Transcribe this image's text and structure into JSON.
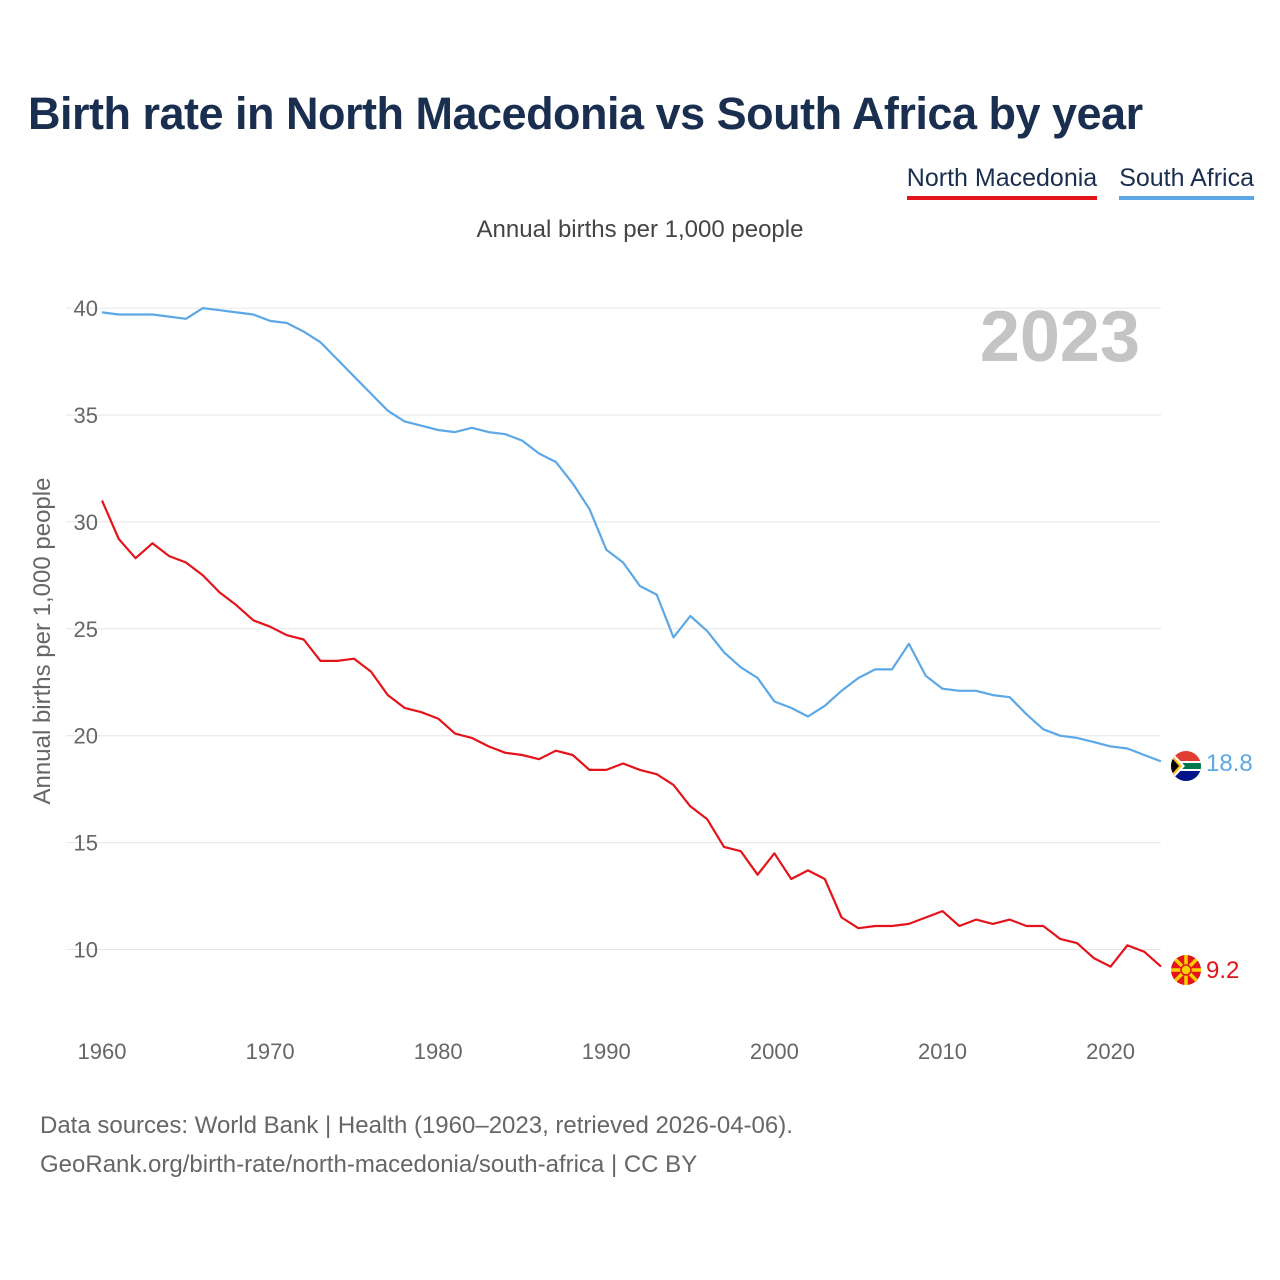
{
  "title": "Birth rate in North Macedonia vs South Africa by year",
  "subtitle": "Annual births per 1,000 people",
  "legend": [
    {
      "label": "North Macedonia",
      "color": "#e4141b"
    },
    {
      "label": "South Africa",
      "color": "#5ca8e6"
    }
  ],
  "footer": {
    "line1": "Data sources: World Bank | Health (1960–2023, retrieved 2026-04-06).",
    "line2": "GeoRank.org/birth-rate/north-macedonia/south-africa | CC BY"
  },
  "chart_data": {
    "type": "line",
    "title": "Birth rate in North Macedonia vs South Africa by year",
    "subtitle": "Annual births per 1,000 people",
    "xlabel": "",
    "ylabel": "Annual births per 1,000 people",
    "year_label": "2023",
    "xlim": [
      1960,
      2023
    ],
    "ylim": [
      7.5,
      41.5
    ],
    "x_ticks": [
      1960,
      1970,
      1980,
      1990,
      2000,
      2010,
      2020
    ],
    "y_ticks": [
      10,
      15,
      20,
      25,
      30,
      35,
      40
    ],
    "grid": true,
    "x": [
      1960,
      1961,
      1962,
      1963,
      1964,
      1965,
      1966,
      1967,
      1968,
      1969,
      1970,
      1971,
      1972,
      1973,
      1974,
      1975,
      1976,
      1977,
      1978,
      1979,
      1980,
      1981,
      1982,
      1983,
      1984,
      1985,
      1986,
      1987,
      1988,
      1989,
      1990,
      1991,
      1992,
      1993,
      1994,
      1995,
      1996,
      1997,
      1998,
      1999,
      2000,
      2001,
      2002,
      2003,
      2004,
      2005,
      2006,
      2007,
      2008,
      2009,
      2010,
      2011,
      2012,
      2013,
      2014,
      2015,
      2016,
      2017,
      2018,
      2019,
      2020,
      2021,
      2022,
      2023
    ],
    "series": [
      {
        "name": "North Macedonia",
        "color": "#e4141b",
        "end_label": "9.2",
        "flag": "north-macedonia",
        "values": [
          31.0,
          29.2,
          28.3,
          29.0,
          28.4,
          28.1,
          27.5,
          26.7,
          26.1,
          25.4,
          25.1,
          24.7,
          24.5,
          23.5,
          23.5,
          23.6,
          23.0,
          21.9,
          21.3,
          21.1,
          20.8,
          20.1,
          19.9,
          19.5,
          19.2,
          19.1,
          18.9,
          19.3,
          19.1,
          18.4,
          18.4,
          18.7,
          18.4,
          18.2,
          17.7,
          16.7,
          16.1,
          14.8,
          14.6,
          13.5,
          14.5,
          13.3,
          13.7,
          13.3,
          11.5,
          11.0,
          11.1,
          11.1,
          11.2,
          11.5,
          11.8,
          11.1,
          11.4,
          11.2,
          11.4,
          11.1,
          11.1,
          10.5,
          10.3,
          9.6,
          9.2,
          10.2,
          9.9,
          9.2
        ]
      },
      {
        "name": "South Africa",
        "color": "#5ca8e6",
        "end_label": "18.8",
        "flag": "south-africa",
        "values": [
          39.8,
          39.7,
          39.7,
          39.7,
          39.6,
          39.5,
          40.0,
          39.9,
          39.8,
          39.7,
          39.4,
          39.3,
          38.9,
          38.4,
          37.6,
          36.8,
          36.0,
          35.2,
          34.7,
          34.5,
          34.3,
          34.2,
          34.4,
          34.2,
          34.1,
          33.8,
          33.2,
          32.8,
          31.8,
          30.6,
          28.7,
          28.1,
          27.0,
          26.6,
          24.6,
          25.6,
          24.9,
          23.9,
          23.2,
          22.7,
          21.6,
          21.3,
          20.9,
          21.4,
          22.1,
          22.7,
          23.1,
          23.1,
          24.3,
          22.8,
          22.2,
          22.1,
          22.1,
          21.9,
          21.8,
          21.0,
          20.3,
          20.0,
          19.9,
          19.7,
          19.5,
          19.4,
          19.1,
          18.8
        ]
      }
    ]
  }
}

- **Problem to solve**: Return the listing above unchanged, apart from dropping its pictures.

- **Answer to the exercise**:
Transcribe this image's text and structure into JSON.
{
  "title": "Birth rate in North Macedonia vs South Africa by year",
  "subtitle": "Annual births per 1,000 people",
  "legend": [
    {
      "label": "North Macedonia",
      "color": "#e4141b"
    },
    {
      "label": "South Africa",
      "color": "#5ca8e6"
    }
  ],
  "footer": {
    "line1": "Data sources: World Bank | Health (1960–2023, retrieved 2026-04-06).",
    "line2": "GeoRank.org/birth-rate/north-macedonia/south-africa | CC BY"
  },
  "chart_data": {
    "type": "line",
    "title": "Birth rate in North Macedonia vs South Africa by year",
    "subtitle": "Annual births per 1,000 people",
    "xlabel": "",
    "ylabel": "Annual births per 1,000 people",
    "year_label": "2023",
    "xlim": [
      1960,
      2023
    ],
    "ylim": [
      7.5,
      41.5
    ],
    "x_ticks": [
      1960,
      1970,
      1980,
      1990,
      2000,
      2010,
      2020
    ],
    "y_ticks": [
      10,
      15,
      20,
      25,
      30,
      35,
      40
    ],
    "grid": true,
    "x": [
      1960,
      1961,
      1962,
      1963,
      1964,
      1965,
      1966,
      1967,
      1968,
      1969,
      1970,
      1971,
      1972,
      1973,
      1974,
      1975,
      1976,
      1977,
      1978,
      1979,
      1980,
      1981,
      1982,
      1983,
      1984,
      1985,
      1986,
      1987,
      1988,
      1989,
      1990,
      1991,
      1992,
      1993,
      1994,
      1995,
      1996,
      1997,
      1998,
      1999,
      2000,
      2001,
      2002,
      2003,
      2004,
      2005,
      2006,
      2007,
      2008,
      2009,
      2010,
      2011,
      2012,
      2013,
      2014,
      2015,
      2016,
      2017,
      2018,
      2019,
      2020,
      2021,
      2022,
      2023
    ],
    "series": [
      {
        "name": "North Macedonia",
        "color": "#e4141b",
        "end_label": "9.2",
        "flag": "north-macedonia",
        "values": [
          31.0,
          29.2,
          28.3,
          29.0,
          28.4,
          28.1,
          27.5,
          26.7,
          26.1,
          25.4,
          25.1,
          24.7,
          24.5,
          23.5,
          23.5,
          23.6,
          23.0,
          21.9,
          21.3,
          21.1,
          20.8,
          20.1,
          19.9,
          19.5,
          19.2,
          19.1,
          18.9,
          19.3,
          19.1,
          18.4,
          18.4,
          18.7,
          18.4,
          18.2,
          17.7,
          16.7,
          16.1,
          14.8,
          14.6,
          13.5,
          14.5,
          13.3,
          13.7,
          13.3,
          11.5,
          11.0,
          11.1,
          11.1,
          11.2,
          11.5,
          11.8,
          11.1,
          11.4,
          11.2,
          11.4,
          11.1,
          11.1,
          10.5,
          10.3,
          9.6,
          9.2,
          10.2,
          9.9,
          9.2
        ]
      },
      {
        "name": "South Africa",
        "color": "#5ca8e6",
        "end_label": "18.8",
        "flag": "south-africa",
        "values": [
          39.8,
          39.7,
          39.7,
          39.7,
          39.6,
          39.5,
          40.0,
          39.9,
          39.8,
          39.7,
          39.4,
          39.3,
          38.9,
          38.4,
          37.6,
          36.8,
          36.0,
          35.2,
          34.7,
          34.5,
          34.3,
          34.2,
          34.4,
          34.2,
          34.1,
          33.8,
          33.2,
          32.8,
          31.8,
          30.6,
          28.7,
          28.1,
          27.0,
          26.6,
          24.6,
          25.6,
          24.9,
          23.9,
          23.2,
          22.7,
          21.6,
          21.3,
          20.9,
          21.4,
          22.1,
          22.7,
          23.1,
          23.1,
          24.3,
          22.8,
          22.2,
          22.1,
          22.1,
          21.9,
          21.8,
          21.0,
          20.3,
          20.0,
          19.9,
          19.7,
          19.5,
          19.4,
          19.1,
          18.8
        ]
      }
    ]
  }
}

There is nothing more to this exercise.